_Given problem_
Could you extract every entry below and reproduce it exactly?

_Dataset entries_
#####
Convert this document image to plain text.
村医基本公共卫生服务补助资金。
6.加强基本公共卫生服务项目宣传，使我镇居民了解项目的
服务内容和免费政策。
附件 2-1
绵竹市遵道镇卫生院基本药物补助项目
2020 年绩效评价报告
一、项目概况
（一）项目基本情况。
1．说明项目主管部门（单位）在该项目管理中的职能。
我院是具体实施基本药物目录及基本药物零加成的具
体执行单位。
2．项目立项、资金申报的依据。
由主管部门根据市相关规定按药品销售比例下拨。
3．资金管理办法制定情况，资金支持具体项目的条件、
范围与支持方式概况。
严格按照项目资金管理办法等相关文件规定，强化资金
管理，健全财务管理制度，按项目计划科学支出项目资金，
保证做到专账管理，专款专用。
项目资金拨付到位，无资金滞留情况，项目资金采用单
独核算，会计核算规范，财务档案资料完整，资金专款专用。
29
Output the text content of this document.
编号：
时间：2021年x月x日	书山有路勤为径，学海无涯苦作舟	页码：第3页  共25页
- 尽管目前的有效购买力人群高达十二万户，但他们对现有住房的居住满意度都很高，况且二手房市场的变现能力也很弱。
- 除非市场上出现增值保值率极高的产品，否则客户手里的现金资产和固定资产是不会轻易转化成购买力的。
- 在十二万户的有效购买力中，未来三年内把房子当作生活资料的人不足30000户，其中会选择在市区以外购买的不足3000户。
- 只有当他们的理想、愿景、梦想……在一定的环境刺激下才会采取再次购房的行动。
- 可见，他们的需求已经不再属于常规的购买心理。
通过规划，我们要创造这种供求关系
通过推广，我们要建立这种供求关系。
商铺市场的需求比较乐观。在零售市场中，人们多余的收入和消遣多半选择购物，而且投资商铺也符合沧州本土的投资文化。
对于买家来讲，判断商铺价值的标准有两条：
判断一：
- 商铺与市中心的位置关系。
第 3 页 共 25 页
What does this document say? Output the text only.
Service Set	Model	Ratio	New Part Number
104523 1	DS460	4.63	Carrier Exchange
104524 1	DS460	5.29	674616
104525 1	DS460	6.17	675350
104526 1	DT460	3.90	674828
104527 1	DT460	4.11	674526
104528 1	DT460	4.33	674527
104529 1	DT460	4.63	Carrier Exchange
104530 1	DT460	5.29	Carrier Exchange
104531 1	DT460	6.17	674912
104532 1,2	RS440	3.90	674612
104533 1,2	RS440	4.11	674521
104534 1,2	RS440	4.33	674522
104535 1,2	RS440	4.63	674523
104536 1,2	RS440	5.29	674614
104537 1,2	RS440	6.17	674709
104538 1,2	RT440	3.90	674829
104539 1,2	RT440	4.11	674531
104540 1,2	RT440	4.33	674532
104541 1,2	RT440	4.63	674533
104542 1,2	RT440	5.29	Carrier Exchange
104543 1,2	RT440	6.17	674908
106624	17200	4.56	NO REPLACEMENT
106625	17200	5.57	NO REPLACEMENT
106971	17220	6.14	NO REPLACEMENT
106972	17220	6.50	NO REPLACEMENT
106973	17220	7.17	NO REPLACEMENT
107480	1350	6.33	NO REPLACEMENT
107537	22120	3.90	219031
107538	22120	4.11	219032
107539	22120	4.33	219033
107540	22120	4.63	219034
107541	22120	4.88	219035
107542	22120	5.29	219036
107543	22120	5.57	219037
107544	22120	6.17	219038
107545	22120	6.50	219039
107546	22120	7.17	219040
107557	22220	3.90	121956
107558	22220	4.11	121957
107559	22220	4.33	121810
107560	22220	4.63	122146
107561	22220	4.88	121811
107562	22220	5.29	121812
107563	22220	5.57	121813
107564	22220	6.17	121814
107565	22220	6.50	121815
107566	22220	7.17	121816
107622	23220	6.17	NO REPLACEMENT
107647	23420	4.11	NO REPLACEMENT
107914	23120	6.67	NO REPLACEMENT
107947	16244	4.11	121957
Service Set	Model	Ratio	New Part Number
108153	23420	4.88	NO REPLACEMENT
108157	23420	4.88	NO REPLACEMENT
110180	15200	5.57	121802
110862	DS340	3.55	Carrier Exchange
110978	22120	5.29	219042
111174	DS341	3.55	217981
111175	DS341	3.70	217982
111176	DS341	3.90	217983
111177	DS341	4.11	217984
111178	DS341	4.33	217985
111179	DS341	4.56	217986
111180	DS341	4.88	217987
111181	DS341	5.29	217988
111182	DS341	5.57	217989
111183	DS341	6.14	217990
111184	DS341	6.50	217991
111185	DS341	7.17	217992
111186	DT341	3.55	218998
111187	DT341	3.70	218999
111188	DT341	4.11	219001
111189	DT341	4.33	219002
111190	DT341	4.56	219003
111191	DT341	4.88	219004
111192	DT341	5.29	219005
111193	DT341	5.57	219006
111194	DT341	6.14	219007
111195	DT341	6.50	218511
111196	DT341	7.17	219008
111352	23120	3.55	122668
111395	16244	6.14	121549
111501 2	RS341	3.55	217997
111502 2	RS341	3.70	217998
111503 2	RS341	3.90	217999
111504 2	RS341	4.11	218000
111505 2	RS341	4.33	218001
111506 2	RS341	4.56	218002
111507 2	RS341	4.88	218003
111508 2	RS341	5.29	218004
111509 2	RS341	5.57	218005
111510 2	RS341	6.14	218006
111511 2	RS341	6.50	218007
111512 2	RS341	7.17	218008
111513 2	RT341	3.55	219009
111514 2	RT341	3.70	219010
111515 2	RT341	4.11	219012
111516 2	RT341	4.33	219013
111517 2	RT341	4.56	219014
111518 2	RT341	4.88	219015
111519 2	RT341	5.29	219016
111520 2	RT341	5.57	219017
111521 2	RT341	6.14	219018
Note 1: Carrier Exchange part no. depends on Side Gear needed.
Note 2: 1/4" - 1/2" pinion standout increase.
#####
_Output below_
Convert this document image to plain text.
村医基本公共卫生服务补助资金。
6.加强基本公共卫生服务项目宣传，使我镇居民了解项目的
服务内容和免费政策。
附件 2-1
绵竹市遵道镇卫生院基本药物补助项目
2020 年绩效评价报告
一、项目概况
（一）项目基本情况。
1．说明项目主管部门（单位）在该项目管理中的职能。
我院是具体实施基本药物目录及基本药物零加成的具
体执行单位。
2．项目立项、资金申报的依据。
由主管部门根据市相关规定按药品销售比例下拨。
3．资金管理办法制定情况，资金支持具体项目的条件、
范围与支持方式概况。
严格按照项目资金管理办法等相关文件规定，强化资金
管理，健全财务管理制度，按项目计划科学支出项目资金，
保证做到专账管理，专款专用。
项目资金拨付到位，无资金滞留情况，项目资金采用单
独核算，会计核算规范，财务档案资料完整，资金专款专用。
29
Output the text content of this document.
编号：
时间：2021年x月x日	书山有路勤为径，学海无涯苦作舟	页码：第3页  共25页
- 尽管目前的有效购买力人群高达十二万户，但他们对现有住房的居住满意度都很高，况且二手房市场的变现能力也很弱。
- 除非市场上出现增值保值率极高的产品，否则客户手里的现金资产和固定资产是不会轻易转化成购买力的。
- 在十二万户的有效购买力中，未来三年内把房子当作生活资料的人不足30000户，其中会选择在市区以外购买的不足3000户。
- 只有当他们的理想、愿景、梦想……在一定的环境刺激下才会采取再次购房的行动。
- 可见，他们的需求已经不再属于常规的购买心理。
通过规划，我们要创造这种供求关系
通过推广，我们要建立这种供求关系。
商铺市场的需求比较乐观。在零售市场中，人们多余的收入和消遣多半选择购物，而且投资商铺也符合沧州本土的投资文化。
对于买家来讲，判断商铺价值的标准有两条：
判断一：
- 商铺与市中心的位置关系。
第 3 页 共 25 页
What does this document say? Output the text only.
Service Set	Model	Ratio	New Part Number
104523 1	DS460	4.63	Carrier Exchange
104524 1	DS460	5.29	674616
104525 1	DS460	6.17	675350
104526 1	DT460	3.90	674828
104527 1	DT460	4.11	674526
104528 1	DT460	4.33	674527
104529 1	DT460	4.63	Carrier Exchange
104530 1	DT460	5.29	Carrier Exchange
104531 1	DT460	6.17	674912
104532 1,2	RS440	3.90	674612
104533 1,2	RS440	4.11	674521
104534 1,2	RS440	4.33	674522
104535 1,2	RS440	4.63	674523
104536 1,2	RS440	5.29	674614
104537 1,2	RS440	6.17	674709
104538 1,2	RT440	3.90	674829
104539 1,2	RT440	4.11	674531
104540 1,2	RT440	4.33	674532
104541 1,2	RT440	4.63	674533
104542 1,2	RT440	5.29	Carrier Exchange
104543 1,2	RT440	6.17	674908
106624	17200	4.56	NO REPLACEMENT
106625	17200	5.57	NO REPLACEMENT
106971	17220	6.14	NO REPLACEMENT
106972	17220	6.50	NO REPLACEMENT
106973	17220	7.17	NO REPLACEMENT
107480	1350	6.33	NO REPLACEMENT
107537	22120	3.90	219031
107538	22120	4.11	219032
107539	22120	4.33	219033
107540	22120	4.63	219034
107541	22120	4.88	219035
107542	22120	5.29	219036
107543	22120	5.57	219037
107544	22120	6.17	219038
107545	22120	6.50	219039
107546	22120	7.17	219040
107557	22220	3.90	121956
107558	22220	4.11	121957
107559	22220	4.33	121810
107560	22220	4.63	122146
107561	22220	4.88	121811
107562	22220	5.29	121812
107563	22220	5.57	121813
107564	22220	6.17	121814
107565	22220	6.50	121815
107566	22220	7.17	121816
107622	23220	6.17	NO REPLACEMENT
107647	23420	4.11	NO REPLACEMENT
107914	23120	6.67	NO REPLACEMENT
107947	16244	4.11	121957
Service Set	Model	Ratio	New Part Number
108153	23420	4.88	NO REPLACEMENT
108157	23420	4.88	NO REPLACEMENT
110180	15200	5.57	121802
110862	DS340	3.55	Carrier Exchange
110978	22120	5.29	219042
111174	DS341	3.55	217981
111175	DS341	3.70	217982
111176	DS341	3.90	217983
111177	DS341	4.11	217984
111178	DS341	4.33	217985
111179	DS341	4.56	217986
111180	DS341	4.88	217987
111181	DS341	5.29	217988
111182	DS341	5.57	217989
111183	DS341	6.14	217990
111184	DS341	6.50	217991
111185	DS341	7.17	217992
111186	DT341	3.55	218998
111187	DT341	3.70	218999
111188	DT341	4.11	219001
111189	DT341	4.33	219002
111190	DT341	4.56	219003
111191	DT341	4.88	219004
111192	DT341	5.29	219005
111193	DT341	5.57	219006
111194	DT341	6.14	219007
111195	DT341	6.50	218511
111196	DT341	7.17	219008
111352	23120	3.55	122668
111395	16244	6.14	121549
111501 2	RS341	3.55	217997
111502 2	RS341	3.70	217998
111503 2	RS341	3.90	217999
111504 2	RS341	4.11	218000
111505 2	RS341	4.33	218001
111506 2	RS341	4.56	218002
111507 2	RS341	4.88	218003
111508 2	RS341	5.29	218004
111509 2	RS341	5.57	218005
111510 2	RS341	6.14	218006
111511 2	RS341	6.50	218007
111512 2	RS341	7.17	218008
111513 2	RT341	3.55	219009
111514 2	RT341	3.70	219010
111515 2	RT341	4.11	219012
111516 2	RT341	4.33	219013
111517 2	RT341	4.56	219014
111518 2	RT341	4.88	219015
111519 2	RT341	5.29	219016
111520 2	RT341	5.57	219017
111521 2	RT341	6.14	219018
Note 1: Carrier Exchange part no. depends on Side Gear needed.
Note 2: 1/4" - 1/2" pinion standout increase.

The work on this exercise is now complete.